• [SHORT TASK] In the entries below, count every line containing "this". Return the number and nothing else.

** start AVAILABLE RECORDS **

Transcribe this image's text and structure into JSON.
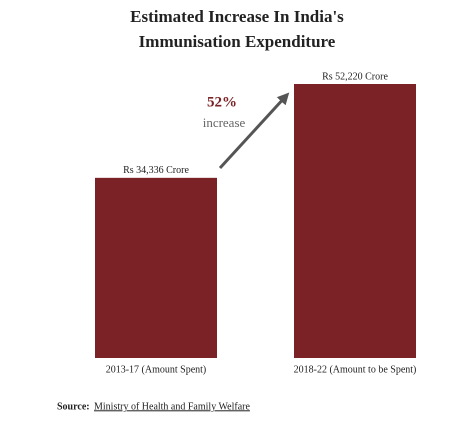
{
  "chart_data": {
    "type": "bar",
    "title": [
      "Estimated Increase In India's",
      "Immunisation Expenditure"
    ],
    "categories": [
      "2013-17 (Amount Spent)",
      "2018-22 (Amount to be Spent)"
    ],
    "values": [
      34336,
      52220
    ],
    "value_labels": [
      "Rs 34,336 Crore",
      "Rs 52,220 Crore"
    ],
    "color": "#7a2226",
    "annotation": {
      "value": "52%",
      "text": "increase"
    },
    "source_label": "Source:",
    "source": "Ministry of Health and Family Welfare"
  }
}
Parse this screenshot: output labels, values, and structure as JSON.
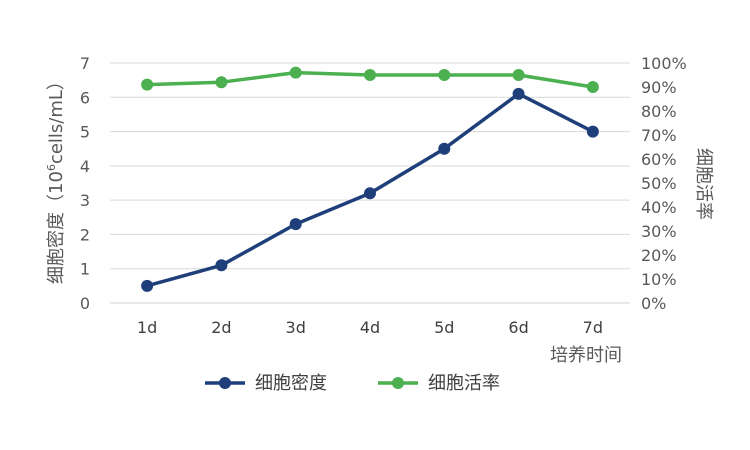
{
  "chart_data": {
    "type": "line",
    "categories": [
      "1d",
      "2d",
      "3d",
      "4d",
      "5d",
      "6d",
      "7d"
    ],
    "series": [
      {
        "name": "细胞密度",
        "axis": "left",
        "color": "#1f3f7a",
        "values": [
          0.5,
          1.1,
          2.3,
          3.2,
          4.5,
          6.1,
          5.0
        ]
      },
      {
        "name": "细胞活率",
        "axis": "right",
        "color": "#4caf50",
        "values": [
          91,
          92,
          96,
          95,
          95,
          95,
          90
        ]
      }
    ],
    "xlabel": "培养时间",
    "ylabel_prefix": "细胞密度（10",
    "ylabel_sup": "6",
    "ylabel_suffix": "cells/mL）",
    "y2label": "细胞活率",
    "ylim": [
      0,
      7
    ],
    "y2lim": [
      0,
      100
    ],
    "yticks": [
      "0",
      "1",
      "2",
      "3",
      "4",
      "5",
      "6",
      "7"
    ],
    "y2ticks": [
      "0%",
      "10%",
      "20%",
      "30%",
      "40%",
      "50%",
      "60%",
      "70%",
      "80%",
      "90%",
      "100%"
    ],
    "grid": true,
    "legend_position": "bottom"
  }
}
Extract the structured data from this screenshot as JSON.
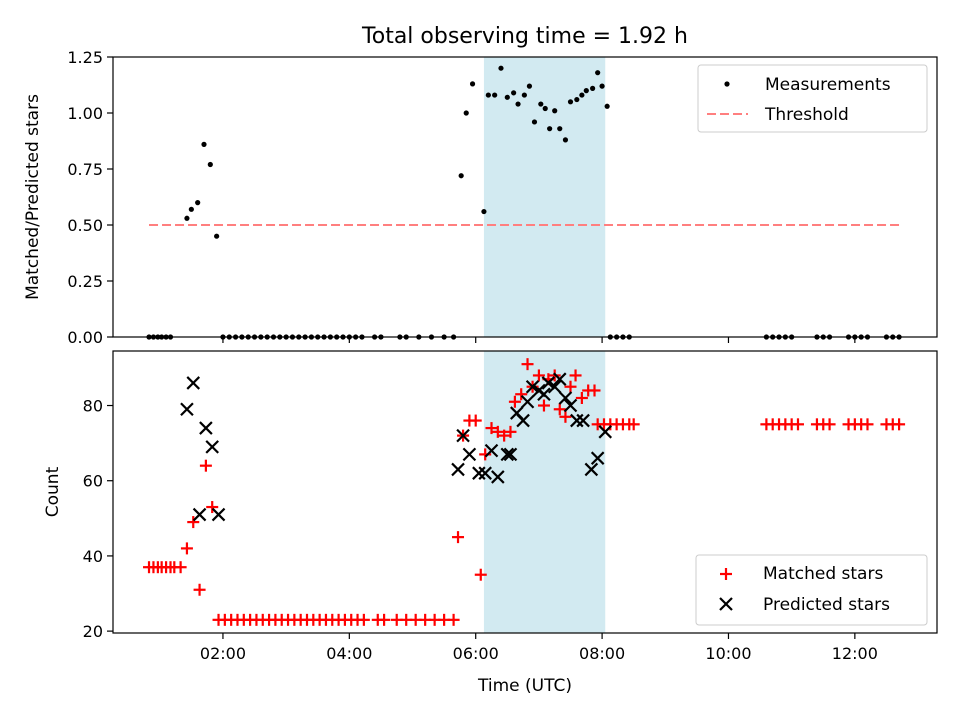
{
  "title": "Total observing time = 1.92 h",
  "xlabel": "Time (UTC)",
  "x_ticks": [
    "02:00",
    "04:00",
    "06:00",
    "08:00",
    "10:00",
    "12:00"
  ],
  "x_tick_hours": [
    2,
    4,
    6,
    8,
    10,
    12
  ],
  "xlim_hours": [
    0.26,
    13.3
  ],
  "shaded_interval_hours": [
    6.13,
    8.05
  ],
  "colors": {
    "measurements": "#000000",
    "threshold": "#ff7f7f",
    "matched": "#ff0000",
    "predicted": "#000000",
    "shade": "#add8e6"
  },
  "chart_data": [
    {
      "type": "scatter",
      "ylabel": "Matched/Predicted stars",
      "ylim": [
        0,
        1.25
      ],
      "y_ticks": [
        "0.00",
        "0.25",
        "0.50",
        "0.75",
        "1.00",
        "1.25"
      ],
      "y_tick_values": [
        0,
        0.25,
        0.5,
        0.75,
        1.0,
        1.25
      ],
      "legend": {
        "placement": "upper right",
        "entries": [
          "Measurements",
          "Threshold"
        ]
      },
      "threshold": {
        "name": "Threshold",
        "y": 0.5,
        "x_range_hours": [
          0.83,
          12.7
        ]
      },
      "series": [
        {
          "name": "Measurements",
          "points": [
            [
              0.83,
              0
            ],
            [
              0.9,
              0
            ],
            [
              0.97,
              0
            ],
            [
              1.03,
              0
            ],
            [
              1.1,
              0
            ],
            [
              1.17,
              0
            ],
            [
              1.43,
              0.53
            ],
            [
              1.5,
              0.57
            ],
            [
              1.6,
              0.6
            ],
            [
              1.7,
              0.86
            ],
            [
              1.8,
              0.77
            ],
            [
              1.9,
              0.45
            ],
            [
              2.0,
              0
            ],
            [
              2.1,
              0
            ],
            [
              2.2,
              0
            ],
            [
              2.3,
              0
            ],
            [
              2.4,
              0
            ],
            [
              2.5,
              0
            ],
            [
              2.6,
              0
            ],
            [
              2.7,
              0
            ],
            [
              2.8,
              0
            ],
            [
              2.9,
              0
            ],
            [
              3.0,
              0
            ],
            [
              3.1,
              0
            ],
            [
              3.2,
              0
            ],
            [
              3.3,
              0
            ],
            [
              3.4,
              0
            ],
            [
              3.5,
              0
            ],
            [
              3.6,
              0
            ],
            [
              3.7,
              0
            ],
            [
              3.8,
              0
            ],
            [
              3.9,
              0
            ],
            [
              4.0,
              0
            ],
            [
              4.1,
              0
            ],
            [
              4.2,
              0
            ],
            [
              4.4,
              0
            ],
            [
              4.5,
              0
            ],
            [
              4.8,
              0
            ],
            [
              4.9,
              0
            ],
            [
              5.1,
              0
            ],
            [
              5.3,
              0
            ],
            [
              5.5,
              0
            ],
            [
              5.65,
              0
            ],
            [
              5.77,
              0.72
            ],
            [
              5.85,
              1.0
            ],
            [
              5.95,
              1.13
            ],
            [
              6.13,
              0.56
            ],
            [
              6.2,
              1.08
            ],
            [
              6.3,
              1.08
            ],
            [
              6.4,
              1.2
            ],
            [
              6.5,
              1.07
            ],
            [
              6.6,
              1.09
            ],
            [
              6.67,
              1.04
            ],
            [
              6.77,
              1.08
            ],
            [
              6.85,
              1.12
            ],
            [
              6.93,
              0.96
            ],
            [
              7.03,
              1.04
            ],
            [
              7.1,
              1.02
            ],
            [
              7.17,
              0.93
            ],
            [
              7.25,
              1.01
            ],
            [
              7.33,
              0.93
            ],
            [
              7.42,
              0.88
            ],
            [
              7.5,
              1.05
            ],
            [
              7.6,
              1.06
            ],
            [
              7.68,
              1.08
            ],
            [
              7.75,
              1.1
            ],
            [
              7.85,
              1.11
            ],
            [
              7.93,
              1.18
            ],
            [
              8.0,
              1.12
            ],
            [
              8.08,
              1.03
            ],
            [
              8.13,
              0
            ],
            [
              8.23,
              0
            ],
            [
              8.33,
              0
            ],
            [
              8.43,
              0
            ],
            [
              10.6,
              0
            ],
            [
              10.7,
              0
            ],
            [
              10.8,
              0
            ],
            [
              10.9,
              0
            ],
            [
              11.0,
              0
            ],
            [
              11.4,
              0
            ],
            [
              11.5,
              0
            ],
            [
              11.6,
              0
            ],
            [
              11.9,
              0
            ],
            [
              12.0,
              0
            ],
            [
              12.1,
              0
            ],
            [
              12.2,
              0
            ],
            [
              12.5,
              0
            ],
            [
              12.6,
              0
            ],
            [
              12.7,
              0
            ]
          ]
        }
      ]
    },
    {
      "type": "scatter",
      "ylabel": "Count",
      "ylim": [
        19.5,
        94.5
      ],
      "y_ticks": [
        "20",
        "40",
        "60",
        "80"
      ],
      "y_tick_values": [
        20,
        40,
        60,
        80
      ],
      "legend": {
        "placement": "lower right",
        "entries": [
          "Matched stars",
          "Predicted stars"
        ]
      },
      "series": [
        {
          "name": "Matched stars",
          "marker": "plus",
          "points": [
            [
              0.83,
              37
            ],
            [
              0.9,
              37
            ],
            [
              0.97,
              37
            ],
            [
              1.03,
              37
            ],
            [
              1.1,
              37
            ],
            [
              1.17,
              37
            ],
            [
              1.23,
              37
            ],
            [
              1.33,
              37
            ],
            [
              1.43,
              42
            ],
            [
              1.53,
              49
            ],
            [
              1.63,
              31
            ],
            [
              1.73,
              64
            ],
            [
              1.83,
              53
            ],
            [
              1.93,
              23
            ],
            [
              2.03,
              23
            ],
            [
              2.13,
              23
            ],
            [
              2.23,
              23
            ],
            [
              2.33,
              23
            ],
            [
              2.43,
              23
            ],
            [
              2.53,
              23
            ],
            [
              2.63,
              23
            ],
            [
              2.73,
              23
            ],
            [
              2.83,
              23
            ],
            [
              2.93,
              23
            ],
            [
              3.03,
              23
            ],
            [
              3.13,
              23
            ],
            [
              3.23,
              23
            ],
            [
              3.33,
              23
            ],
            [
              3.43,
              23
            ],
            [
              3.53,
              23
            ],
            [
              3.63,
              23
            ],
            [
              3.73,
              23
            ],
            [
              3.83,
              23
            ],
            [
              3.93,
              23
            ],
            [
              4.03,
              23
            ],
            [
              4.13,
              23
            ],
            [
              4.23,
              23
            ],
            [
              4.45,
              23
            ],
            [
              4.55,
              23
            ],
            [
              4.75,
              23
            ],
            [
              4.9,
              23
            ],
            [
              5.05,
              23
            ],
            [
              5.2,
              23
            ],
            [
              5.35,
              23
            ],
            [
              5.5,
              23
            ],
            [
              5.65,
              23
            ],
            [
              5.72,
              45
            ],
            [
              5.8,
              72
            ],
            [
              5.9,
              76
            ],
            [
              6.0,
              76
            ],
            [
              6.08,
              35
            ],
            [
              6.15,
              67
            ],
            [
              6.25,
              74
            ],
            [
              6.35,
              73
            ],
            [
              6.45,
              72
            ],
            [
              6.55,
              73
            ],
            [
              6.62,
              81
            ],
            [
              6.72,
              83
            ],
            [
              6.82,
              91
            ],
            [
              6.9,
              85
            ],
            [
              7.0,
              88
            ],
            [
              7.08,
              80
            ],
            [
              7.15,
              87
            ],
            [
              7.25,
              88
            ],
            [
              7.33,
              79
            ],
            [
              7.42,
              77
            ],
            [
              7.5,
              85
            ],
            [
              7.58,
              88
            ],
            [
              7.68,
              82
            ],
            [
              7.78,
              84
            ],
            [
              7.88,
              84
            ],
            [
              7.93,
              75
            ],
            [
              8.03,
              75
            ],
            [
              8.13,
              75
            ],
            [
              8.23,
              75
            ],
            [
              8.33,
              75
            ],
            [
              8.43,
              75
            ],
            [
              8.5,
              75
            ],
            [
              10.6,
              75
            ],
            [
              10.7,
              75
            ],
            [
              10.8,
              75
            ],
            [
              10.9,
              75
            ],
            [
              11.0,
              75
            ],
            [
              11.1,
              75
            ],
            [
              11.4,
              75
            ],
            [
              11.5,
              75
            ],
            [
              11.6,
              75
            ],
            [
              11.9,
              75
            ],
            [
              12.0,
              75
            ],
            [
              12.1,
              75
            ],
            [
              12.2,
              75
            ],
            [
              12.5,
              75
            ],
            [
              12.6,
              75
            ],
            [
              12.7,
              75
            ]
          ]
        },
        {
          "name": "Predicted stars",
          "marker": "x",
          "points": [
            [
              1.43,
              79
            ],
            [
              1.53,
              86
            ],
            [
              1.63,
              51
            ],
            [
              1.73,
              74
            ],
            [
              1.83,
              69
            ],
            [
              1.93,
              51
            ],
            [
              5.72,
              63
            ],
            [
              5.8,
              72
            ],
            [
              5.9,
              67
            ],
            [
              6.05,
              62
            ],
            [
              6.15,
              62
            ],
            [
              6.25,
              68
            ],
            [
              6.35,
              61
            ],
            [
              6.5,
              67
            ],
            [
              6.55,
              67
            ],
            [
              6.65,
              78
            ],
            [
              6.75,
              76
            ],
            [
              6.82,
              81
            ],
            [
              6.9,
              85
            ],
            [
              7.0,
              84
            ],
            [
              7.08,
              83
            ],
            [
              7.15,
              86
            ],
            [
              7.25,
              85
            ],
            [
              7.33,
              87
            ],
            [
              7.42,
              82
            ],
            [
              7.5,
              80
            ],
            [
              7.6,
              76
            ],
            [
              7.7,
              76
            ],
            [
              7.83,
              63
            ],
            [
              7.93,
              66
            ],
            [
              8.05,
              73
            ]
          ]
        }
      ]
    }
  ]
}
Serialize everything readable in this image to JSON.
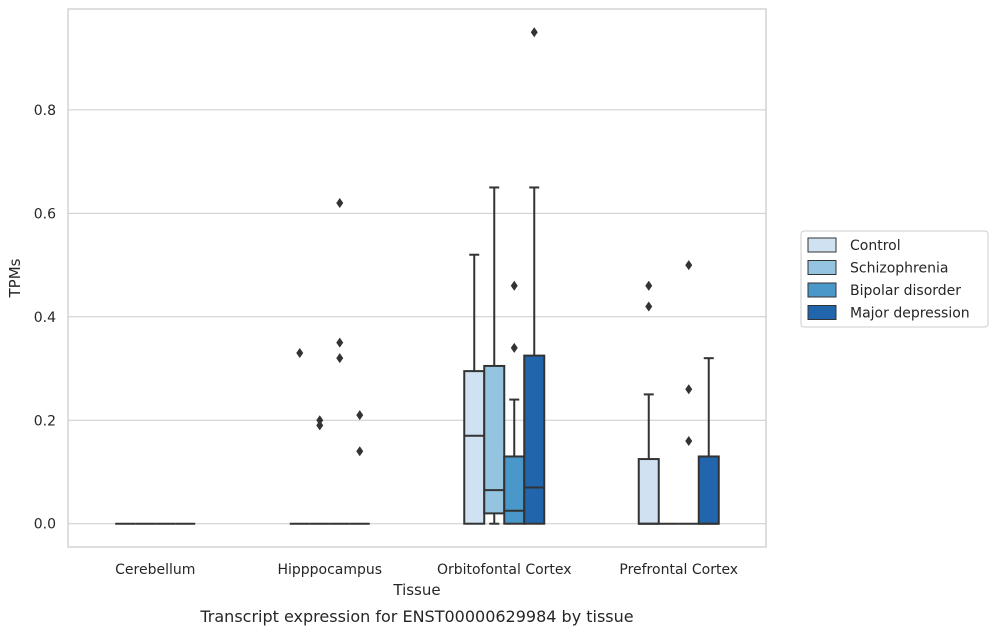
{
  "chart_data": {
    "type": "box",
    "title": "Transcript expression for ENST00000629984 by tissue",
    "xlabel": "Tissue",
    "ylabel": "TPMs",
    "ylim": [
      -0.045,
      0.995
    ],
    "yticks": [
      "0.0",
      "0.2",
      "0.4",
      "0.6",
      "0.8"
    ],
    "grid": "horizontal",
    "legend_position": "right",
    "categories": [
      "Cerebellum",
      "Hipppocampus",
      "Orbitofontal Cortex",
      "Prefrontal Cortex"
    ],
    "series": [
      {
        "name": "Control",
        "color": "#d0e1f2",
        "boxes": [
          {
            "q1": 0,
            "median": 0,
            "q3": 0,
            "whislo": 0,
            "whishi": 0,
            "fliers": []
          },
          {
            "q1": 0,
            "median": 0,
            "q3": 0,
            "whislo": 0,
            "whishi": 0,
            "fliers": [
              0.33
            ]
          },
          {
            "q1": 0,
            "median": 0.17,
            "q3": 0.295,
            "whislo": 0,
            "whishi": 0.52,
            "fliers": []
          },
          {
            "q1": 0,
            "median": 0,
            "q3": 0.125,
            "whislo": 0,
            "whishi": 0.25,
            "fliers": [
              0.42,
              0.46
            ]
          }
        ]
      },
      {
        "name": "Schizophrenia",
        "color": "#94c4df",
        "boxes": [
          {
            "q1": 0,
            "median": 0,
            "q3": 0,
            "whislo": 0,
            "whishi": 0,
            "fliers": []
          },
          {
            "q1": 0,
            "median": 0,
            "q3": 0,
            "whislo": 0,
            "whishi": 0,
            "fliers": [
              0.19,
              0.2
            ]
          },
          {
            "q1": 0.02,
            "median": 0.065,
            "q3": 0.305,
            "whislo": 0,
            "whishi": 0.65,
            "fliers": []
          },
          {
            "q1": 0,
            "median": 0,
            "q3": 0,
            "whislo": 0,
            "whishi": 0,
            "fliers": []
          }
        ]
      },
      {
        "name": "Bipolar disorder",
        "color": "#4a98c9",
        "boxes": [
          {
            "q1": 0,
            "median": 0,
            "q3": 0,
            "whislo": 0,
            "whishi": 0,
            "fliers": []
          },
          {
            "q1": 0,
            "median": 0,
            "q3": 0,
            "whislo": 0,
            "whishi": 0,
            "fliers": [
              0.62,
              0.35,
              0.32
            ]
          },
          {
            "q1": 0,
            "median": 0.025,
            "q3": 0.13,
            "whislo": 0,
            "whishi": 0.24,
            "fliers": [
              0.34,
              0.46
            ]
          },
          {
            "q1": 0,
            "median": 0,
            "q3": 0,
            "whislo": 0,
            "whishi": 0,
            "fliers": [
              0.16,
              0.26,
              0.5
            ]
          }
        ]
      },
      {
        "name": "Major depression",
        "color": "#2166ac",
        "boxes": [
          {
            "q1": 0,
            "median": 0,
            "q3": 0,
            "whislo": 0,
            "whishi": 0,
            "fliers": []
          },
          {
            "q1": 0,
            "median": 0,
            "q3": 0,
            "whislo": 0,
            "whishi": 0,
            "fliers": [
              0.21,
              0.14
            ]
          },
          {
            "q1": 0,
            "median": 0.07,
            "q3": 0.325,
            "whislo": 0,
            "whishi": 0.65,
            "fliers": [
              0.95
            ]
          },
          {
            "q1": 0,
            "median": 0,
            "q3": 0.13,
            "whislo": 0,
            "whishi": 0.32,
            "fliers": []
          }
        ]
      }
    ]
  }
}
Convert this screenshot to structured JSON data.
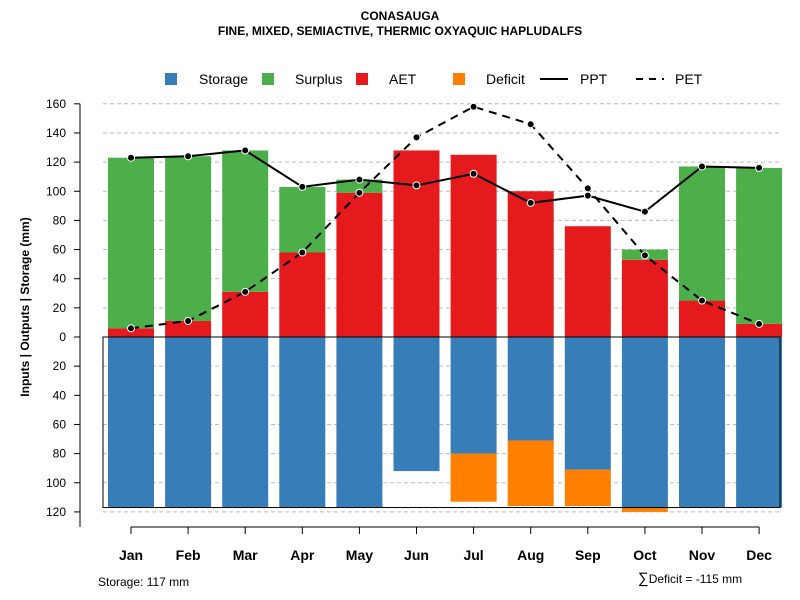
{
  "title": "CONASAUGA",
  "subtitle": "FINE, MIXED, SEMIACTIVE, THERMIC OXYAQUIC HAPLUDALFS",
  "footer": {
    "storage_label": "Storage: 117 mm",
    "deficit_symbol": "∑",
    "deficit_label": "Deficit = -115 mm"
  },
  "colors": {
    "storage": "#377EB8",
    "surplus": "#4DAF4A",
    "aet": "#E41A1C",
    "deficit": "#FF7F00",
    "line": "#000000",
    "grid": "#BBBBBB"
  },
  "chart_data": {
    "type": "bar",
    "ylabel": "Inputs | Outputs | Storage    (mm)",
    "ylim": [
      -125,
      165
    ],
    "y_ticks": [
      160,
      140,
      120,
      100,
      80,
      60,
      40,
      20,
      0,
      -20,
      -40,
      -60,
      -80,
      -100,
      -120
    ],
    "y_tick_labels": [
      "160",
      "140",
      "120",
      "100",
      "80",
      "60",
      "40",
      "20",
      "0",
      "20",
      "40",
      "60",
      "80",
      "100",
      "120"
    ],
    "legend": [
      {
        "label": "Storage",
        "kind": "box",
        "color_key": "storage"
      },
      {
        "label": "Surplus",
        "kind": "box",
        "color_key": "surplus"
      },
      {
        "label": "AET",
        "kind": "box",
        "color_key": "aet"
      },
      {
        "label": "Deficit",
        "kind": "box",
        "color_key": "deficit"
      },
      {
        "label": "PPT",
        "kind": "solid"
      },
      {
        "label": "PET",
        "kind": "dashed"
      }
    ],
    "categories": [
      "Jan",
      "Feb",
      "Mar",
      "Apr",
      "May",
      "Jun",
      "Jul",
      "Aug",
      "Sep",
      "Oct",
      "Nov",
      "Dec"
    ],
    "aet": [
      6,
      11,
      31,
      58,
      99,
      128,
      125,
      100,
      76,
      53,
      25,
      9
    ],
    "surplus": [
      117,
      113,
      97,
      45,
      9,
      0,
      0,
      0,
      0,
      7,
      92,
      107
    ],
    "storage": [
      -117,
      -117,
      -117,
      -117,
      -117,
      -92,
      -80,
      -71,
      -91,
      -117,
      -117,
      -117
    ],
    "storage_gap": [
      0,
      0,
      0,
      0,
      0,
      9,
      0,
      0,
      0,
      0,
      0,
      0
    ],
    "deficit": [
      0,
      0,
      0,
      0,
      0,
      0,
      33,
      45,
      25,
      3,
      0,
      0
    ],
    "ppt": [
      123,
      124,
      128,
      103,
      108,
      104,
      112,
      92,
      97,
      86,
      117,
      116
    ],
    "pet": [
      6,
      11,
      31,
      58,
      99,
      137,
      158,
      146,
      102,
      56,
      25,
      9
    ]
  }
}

** end AVAILABLE RECORDS **

• [TASK RESULT] 5